--- Given problem ---
Write out, word for word, the lines of the records from the one containing "Find all labels, buttons, inputs, and" through the one containing "y-tick-label: 2 — [698, 188, 703, 197]", both included.

*****

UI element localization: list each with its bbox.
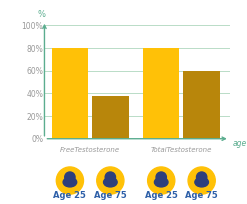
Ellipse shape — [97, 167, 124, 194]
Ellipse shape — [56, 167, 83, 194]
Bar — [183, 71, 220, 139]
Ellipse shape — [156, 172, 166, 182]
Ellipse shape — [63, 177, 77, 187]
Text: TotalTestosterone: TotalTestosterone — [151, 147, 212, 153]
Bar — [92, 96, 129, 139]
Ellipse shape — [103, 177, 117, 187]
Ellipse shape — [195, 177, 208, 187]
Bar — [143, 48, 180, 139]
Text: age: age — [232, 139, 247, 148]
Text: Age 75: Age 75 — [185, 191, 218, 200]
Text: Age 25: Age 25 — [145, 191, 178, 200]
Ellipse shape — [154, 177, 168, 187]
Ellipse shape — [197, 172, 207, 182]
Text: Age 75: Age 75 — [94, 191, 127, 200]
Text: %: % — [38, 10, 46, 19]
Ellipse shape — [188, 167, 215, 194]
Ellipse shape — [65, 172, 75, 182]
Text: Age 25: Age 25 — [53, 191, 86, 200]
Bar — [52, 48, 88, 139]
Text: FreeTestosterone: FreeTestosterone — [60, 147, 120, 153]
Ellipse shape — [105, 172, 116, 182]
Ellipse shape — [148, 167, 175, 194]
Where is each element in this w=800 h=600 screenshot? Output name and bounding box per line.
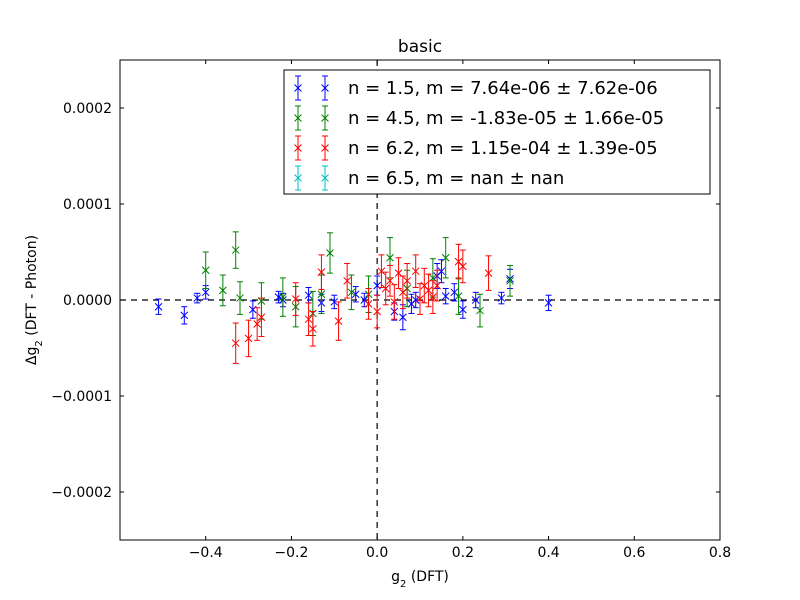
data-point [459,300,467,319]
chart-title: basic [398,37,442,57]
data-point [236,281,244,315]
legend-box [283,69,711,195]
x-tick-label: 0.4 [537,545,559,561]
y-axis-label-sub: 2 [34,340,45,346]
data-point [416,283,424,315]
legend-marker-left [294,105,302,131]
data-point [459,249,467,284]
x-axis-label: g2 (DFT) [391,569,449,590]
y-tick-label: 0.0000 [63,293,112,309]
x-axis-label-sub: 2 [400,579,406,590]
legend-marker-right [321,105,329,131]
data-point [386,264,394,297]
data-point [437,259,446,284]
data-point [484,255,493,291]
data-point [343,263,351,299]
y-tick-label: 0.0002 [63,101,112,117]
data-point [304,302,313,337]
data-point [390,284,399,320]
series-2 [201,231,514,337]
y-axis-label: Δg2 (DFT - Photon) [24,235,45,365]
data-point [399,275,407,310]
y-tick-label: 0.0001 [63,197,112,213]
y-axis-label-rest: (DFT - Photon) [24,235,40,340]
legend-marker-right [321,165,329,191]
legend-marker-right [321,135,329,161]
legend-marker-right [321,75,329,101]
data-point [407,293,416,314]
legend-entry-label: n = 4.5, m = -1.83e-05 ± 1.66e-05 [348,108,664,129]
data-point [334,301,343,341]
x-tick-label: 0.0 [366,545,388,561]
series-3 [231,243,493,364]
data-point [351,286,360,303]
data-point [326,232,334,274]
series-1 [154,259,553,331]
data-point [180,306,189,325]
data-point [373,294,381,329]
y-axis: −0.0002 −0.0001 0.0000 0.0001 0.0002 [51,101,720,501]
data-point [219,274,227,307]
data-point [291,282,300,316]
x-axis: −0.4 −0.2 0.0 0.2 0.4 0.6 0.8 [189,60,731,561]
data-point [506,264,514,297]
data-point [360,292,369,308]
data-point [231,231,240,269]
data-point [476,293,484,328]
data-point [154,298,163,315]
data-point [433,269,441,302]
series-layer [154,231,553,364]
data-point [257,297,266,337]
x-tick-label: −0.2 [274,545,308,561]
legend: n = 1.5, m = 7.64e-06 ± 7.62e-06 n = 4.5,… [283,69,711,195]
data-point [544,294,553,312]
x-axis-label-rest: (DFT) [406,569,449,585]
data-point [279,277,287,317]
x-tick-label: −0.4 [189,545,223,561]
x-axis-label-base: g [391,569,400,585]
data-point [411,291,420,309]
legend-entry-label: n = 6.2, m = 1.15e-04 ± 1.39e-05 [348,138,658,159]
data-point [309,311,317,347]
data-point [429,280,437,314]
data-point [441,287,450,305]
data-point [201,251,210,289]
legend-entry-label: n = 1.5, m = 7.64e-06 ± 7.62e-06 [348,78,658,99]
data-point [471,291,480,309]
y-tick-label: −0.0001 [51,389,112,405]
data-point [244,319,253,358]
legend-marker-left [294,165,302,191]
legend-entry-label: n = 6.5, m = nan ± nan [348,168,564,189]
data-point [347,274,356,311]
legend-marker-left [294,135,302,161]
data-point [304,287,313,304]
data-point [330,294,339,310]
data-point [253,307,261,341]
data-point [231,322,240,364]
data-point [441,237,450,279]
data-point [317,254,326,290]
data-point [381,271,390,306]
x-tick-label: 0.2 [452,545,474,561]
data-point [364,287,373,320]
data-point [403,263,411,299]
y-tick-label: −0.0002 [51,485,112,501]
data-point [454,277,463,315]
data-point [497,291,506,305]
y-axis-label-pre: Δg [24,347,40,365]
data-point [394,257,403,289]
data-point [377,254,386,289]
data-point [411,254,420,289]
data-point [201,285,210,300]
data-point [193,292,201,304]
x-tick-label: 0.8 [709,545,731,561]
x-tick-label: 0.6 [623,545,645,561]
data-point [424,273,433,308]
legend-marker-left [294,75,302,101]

*****

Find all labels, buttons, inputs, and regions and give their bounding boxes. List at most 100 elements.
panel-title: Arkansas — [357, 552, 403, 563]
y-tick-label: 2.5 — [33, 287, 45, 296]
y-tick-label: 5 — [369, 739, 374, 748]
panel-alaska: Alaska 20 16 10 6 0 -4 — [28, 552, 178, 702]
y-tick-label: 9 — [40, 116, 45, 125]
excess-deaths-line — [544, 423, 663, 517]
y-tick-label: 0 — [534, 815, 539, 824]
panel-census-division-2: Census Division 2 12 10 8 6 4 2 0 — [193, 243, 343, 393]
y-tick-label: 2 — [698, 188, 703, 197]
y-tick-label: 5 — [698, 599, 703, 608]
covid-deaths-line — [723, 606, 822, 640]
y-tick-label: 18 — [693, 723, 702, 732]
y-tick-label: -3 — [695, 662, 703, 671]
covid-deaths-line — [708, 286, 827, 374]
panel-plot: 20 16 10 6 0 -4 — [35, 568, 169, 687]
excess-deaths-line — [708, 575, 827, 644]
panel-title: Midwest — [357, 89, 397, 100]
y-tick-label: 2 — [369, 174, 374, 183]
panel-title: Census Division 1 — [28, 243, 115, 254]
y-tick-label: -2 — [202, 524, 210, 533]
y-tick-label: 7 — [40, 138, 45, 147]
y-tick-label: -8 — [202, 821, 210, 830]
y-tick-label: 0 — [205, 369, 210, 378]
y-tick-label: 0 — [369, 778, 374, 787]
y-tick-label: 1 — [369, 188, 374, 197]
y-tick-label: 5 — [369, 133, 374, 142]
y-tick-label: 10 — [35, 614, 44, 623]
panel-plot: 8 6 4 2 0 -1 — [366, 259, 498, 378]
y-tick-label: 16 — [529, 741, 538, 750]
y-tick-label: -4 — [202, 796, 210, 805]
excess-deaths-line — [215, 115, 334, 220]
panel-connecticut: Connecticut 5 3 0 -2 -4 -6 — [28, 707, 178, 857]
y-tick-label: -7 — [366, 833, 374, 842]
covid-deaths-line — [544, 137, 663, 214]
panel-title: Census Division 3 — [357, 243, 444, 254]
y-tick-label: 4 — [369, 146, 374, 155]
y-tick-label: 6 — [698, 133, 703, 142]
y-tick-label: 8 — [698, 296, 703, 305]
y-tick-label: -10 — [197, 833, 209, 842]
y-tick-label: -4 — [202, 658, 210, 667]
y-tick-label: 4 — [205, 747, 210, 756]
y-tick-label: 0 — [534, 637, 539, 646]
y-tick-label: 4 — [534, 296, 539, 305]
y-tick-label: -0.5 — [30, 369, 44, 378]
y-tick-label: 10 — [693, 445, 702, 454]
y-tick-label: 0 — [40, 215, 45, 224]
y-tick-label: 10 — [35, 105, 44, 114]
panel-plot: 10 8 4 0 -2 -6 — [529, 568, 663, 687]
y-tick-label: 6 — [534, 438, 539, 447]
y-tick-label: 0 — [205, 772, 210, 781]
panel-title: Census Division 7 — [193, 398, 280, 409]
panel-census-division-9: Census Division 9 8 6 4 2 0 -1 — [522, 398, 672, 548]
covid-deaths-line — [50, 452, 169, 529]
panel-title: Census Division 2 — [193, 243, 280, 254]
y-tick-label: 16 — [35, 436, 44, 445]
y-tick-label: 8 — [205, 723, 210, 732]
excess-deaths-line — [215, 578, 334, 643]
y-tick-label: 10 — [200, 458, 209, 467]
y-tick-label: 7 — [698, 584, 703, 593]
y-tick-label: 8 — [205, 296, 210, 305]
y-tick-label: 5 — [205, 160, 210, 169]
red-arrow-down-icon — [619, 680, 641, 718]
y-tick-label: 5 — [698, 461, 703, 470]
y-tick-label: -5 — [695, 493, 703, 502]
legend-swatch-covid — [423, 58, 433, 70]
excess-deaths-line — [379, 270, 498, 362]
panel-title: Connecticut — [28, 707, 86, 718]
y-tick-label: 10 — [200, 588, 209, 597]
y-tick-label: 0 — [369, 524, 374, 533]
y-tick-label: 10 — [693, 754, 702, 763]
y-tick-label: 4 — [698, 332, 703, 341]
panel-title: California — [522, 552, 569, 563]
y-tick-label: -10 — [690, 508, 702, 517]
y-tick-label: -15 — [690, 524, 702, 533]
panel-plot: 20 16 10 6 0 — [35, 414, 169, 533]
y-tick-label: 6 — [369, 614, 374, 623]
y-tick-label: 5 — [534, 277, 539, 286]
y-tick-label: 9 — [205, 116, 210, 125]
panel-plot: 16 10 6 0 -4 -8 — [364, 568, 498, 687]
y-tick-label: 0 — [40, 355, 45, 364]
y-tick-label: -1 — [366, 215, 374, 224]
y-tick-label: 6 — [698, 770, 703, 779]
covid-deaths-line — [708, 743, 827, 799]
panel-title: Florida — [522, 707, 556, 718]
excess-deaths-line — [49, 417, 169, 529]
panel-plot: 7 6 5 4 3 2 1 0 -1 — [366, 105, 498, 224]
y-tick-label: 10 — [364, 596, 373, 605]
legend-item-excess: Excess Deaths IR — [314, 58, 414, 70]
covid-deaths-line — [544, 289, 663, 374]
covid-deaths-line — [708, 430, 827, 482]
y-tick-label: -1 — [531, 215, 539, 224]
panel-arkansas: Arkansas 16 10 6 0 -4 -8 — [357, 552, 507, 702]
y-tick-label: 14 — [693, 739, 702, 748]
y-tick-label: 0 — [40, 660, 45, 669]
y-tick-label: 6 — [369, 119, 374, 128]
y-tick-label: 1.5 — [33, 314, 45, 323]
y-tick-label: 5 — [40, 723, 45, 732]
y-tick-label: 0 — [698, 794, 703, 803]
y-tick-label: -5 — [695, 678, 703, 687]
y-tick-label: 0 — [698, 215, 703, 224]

*****

--- Correct output ---
Find all labels, buttons, inputs, and regions and give their bounding boxes. List at most 100 elements.
panel-title: Arkansas — [357, 552, 403, 563]
y-tick-label: 2.5 — [33, 287, 45, 296]
y-tick-label: 5 — [369, 739, 374, 748]
panel-alaska: Alaska 20 16 10 6 0 -4 — [28, 552, 178, 702]
y-tick-label: 9 — [40, 116, 45, 125]
excess-deaths-line — [544, 423, 663, 517]
y-tick-label: 0 — [534, 815, 539, 824]
panel-census-division-2: Census Division 2 12 10 8 6 4 2 0 — [193, 243, 343, 393]
y-tick-label: 2 — [698, 188, 703, 197]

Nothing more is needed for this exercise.